Look through the material below and count the lines with the string "Growth". Report only the count.

=== Records provided ===

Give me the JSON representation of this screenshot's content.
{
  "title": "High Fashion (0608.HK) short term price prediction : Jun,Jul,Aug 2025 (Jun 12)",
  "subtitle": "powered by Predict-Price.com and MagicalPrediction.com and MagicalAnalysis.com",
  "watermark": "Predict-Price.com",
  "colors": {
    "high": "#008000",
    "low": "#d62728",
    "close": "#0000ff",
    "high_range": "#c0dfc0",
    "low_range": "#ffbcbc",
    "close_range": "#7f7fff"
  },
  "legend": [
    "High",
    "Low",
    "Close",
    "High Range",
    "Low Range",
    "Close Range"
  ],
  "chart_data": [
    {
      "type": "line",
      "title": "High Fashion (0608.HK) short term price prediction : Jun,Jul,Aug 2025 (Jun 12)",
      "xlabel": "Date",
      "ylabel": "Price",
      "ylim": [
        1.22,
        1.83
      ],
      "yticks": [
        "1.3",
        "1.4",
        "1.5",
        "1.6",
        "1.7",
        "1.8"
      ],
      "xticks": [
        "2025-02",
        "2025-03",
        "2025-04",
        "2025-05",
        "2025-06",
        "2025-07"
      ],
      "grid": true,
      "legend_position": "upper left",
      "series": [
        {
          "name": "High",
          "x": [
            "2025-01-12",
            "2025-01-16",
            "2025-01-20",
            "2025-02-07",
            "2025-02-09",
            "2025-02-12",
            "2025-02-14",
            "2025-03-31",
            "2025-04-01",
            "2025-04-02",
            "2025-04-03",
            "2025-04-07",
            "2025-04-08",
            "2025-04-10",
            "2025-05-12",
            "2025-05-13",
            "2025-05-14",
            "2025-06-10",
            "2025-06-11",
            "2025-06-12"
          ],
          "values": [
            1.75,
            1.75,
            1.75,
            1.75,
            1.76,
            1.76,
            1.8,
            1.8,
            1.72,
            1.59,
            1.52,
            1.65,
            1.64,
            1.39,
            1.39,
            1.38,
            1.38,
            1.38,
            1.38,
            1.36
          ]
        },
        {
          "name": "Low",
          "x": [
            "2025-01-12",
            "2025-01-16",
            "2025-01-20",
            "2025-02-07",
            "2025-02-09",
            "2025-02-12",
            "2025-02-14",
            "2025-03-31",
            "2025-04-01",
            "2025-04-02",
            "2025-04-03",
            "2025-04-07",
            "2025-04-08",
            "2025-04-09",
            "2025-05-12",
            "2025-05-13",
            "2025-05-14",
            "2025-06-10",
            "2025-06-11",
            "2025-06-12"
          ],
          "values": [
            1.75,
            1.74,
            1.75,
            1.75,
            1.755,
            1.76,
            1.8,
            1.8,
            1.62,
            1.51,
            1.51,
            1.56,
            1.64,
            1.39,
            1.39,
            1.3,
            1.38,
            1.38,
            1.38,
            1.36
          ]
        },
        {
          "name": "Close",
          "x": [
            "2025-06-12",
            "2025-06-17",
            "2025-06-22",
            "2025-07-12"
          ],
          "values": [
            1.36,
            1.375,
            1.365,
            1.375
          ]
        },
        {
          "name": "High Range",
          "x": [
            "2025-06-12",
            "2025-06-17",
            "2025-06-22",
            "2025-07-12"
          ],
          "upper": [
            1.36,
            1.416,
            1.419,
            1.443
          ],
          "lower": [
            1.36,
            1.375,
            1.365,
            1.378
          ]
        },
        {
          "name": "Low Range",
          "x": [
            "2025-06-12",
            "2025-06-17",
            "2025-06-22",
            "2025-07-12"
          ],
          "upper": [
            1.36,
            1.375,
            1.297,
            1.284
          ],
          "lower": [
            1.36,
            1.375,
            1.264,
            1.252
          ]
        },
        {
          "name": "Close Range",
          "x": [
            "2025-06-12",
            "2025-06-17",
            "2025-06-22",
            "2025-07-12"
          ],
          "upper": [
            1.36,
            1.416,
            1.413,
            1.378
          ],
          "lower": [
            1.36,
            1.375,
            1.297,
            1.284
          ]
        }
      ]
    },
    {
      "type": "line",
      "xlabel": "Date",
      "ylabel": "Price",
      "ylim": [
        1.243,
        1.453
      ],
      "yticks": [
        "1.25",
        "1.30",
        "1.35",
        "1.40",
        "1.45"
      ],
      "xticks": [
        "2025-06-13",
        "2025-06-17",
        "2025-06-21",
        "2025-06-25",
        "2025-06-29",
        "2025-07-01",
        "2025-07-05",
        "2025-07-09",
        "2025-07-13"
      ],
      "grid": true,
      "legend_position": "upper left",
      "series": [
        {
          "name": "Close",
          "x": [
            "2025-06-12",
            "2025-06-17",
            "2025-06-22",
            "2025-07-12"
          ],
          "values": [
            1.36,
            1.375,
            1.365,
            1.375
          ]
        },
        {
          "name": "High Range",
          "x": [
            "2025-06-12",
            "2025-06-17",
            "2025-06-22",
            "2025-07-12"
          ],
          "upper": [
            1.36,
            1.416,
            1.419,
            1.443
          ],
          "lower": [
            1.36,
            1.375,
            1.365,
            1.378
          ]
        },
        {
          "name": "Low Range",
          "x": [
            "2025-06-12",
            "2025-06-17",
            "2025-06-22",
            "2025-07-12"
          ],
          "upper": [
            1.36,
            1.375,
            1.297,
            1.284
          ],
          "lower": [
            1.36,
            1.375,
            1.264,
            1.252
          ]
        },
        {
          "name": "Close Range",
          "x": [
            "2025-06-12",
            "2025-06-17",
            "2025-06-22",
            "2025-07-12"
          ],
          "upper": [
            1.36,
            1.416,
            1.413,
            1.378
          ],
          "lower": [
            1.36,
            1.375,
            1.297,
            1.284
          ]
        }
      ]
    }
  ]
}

===
=== Records provided ===

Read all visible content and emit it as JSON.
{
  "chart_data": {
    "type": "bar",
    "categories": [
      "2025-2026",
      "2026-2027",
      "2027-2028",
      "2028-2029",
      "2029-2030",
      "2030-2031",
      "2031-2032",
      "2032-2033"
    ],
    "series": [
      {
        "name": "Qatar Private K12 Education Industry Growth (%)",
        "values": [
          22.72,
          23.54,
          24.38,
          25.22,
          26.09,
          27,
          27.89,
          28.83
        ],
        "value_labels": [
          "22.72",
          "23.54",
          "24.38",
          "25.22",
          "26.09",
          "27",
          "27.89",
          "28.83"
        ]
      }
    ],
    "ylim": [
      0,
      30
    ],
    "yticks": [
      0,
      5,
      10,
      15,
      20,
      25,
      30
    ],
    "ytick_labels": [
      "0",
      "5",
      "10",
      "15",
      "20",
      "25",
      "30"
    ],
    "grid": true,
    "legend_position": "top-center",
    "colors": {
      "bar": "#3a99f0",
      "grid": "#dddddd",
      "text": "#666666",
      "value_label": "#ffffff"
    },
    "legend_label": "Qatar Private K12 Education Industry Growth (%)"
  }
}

===

Reply: 2